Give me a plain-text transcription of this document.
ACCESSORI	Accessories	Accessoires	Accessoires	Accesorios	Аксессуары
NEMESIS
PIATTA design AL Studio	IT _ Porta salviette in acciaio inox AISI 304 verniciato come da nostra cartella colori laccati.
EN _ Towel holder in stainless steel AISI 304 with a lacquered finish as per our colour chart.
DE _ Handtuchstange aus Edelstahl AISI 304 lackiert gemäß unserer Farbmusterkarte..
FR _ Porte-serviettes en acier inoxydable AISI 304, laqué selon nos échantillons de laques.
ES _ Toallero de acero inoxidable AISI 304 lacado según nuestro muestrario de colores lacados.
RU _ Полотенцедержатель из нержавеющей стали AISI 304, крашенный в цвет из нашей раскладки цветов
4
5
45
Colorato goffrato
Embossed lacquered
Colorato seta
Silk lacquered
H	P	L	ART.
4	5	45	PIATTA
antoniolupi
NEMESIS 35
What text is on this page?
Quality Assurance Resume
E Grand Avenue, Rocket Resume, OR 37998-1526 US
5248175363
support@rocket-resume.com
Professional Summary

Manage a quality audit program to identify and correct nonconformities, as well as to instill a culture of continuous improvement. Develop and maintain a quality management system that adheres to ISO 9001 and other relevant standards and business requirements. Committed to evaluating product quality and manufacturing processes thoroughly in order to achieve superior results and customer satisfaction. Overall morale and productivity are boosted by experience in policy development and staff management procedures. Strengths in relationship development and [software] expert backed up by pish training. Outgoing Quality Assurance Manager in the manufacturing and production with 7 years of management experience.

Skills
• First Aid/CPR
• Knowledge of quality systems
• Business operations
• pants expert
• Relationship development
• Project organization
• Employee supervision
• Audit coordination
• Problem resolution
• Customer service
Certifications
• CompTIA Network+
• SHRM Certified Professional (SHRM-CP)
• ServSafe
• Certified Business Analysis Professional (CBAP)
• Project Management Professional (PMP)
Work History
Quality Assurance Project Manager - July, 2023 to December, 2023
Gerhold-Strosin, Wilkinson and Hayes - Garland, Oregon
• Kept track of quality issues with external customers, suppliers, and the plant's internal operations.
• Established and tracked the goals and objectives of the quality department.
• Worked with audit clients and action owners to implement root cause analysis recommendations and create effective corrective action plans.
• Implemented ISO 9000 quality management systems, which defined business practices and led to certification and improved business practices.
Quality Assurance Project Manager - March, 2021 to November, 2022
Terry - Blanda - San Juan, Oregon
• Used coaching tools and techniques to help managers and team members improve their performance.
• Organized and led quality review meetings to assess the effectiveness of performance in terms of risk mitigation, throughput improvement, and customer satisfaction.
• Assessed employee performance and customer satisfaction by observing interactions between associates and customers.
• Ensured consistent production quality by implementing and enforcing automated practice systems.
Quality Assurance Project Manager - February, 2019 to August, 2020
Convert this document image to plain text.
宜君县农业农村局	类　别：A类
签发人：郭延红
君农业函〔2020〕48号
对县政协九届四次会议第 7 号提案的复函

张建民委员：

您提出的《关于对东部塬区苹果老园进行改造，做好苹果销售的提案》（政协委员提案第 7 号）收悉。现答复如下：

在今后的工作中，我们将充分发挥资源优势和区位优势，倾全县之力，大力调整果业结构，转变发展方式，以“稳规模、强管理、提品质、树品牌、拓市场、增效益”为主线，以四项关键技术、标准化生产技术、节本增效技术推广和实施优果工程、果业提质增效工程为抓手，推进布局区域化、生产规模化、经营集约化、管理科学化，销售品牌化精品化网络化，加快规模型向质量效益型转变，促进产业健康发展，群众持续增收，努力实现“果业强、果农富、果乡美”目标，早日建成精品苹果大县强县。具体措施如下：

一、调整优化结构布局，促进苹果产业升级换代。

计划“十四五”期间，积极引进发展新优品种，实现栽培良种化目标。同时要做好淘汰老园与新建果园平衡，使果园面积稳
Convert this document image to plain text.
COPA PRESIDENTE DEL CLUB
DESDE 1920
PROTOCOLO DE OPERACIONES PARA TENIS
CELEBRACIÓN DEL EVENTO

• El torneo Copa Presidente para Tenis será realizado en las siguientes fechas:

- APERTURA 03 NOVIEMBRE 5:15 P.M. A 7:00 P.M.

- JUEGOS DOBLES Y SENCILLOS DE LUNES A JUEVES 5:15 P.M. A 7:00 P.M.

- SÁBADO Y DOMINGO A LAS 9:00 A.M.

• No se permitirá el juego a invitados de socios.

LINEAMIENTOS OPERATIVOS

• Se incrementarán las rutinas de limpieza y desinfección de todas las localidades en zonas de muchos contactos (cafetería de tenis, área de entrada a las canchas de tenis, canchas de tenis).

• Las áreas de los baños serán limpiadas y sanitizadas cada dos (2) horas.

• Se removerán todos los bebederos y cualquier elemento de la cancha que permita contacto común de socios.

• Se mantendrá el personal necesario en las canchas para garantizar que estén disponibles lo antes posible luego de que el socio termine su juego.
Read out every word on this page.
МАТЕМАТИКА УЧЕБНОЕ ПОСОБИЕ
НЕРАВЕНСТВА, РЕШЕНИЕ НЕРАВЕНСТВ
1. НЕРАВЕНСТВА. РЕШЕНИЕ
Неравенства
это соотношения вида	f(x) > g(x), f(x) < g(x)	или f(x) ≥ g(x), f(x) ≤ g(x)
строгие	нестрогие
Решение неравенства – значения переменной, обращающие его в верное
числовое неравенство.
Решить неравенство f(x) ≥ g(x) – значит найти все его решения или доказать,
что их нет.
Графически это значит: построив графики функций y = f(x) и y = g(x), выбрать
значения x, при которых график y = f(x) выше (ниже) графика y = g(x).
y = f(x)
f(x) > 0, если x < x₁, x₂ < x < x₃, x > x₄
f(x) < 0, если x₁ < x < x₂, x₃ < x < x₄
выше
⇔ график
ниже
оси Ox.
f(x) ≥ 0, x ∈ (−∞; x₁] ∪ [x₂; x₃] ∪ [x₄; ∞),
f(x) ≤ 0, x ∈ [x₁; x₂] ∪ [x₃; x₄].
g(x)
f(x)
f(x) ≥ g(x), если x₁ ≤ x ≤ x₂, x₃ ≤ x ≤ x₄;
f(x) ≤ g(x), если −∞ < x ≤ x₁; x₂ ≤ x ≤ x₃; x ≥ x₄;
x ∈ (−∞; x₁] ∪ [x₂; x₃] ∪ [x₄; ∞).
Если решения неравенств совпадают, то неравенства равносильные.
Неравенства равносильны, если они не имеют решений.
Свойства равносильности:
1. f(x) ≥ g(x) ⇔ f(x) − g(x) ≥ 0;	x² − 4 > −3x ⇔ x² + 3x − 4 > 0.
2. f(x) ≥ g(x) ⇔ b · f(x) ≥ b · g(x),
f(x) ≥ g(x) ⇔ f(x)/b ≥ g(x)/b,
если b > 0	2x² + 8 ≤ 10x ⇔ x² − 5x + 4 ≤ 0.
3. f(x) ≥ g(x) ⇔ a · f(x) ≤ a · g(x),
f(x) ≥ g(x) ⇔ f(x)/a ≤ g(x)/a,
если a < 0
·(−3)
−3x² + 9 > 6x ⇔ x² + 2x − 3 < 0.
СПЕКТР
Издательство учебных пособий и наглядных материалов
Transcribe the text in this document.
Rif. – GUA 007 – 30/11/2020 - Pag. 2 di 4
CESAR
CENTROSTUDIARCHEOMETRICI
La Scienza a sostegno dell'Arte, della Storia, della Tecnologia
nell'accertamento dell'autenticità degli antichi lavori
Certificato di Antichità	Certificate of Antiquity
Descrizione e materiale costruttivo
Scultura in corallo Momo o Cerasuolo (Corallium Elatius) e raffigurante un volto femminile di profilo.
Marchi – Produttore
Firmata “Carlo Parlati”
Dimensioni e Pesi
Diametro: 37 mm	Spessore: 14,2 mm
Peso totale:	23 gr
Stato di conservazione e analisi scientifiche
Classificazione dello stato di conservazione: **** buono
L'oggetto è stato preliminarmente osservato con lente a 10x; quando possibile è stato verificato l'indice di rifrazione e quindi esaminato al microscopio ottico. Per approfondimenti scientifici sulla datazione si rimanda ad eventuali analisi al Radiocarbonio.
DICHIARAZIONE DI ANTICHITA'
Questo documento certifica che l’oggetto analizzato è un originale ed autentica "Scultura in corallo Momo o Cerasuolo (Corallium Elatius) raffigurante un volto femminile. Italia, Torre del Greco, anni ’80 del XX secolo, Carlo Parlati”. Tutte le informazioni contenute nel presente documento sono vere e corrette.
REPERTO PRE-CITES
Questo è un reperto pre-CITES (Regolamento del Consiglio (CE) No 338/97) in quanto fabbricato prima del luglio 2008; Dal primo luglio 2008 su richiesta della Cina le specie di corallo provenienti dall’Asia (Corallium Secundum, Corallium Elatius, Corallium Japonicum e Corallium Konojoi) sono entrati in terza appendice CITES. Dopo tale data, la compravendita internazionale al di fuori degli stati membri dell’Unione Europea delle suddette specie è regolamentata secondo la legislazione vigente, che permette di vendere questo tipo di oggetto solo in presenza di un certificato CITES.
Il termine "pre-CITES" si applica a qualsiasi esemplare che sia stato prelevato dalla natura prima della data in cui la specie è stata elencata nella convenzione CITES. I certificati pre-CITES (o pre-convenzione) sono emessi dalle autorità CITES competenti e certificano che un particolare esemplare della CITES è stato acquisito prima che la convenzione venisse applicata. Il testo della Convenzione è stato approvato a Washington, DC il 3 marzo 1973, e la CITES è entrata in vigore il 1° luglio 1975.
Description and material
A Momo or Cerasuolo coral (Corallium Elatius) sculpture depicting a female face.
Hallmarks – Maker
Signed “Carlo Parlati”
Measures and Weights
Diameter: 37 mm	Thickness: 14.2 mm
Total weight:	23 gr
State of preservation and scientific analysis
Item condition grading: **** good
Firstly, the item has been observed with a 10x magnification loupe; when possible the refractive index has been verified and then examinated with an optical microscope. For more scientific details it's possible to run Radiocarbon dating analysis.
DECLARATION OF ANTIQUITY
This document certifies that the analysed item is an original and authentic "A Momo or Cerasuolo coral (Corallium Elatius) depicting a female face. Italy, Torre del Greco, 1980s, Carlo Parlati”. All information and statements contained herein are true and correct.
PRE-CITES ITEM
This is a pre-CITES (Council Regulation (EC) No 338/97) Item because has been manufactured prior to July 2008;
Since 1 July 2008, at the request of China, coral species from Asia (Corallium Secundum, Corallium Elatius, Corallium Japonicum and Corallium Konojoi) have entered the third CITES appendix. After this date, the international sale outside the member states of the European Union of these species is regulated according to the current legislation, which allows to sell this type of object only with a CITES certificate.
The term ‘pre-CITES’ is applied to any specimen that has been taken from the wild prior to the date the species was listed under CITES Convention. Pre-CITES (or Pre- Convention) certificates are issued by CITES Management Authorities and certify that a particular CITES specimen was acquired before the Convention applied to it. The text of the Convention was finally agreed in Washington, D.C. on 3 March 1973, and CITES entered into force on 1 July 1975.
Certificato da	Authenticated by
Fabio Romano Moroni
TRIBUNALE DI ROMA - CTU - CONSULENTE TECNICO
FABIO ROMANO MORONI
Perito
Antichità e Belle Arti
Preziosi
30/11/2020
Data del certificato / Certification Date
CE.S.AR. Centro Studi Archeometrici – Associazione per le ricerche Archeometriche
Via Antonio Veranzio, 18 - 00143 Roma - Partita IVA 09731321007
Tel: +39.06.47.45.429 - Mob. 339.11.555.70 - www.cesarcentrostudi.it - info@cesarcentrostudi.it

━━━━━━━━━━━━━━━━

__What to produce__:
Review the material and copy each line in which the word "entered" appears.

__Solution__:
Since 1 July 2008, at the request of China, coral species from Asia (Corallium Secundum, Corallium Elatius, Corallium Japonicum and Corallium Konojoi) have entered the third CITES appendix. After this date, the international sale outside the member states of the European Union of these species is regulated according to the current legislation, which allows to sell this type of object only with a CITES certificate.
The term ‘pre-CITES’ is applied to any specimen that has been taken from the wild prior to the date the species was listed under CITES Convention. Pre-CITES (or Pre- Convention) certificates are issued by CITES Management Authorities and certify that a particular CITES specimen was acquired before the Convention applied to it. The text of the Convention was finally agreed in Washington, D.C. on 3 March 1973, and CITES entered into force on 1 July 1975.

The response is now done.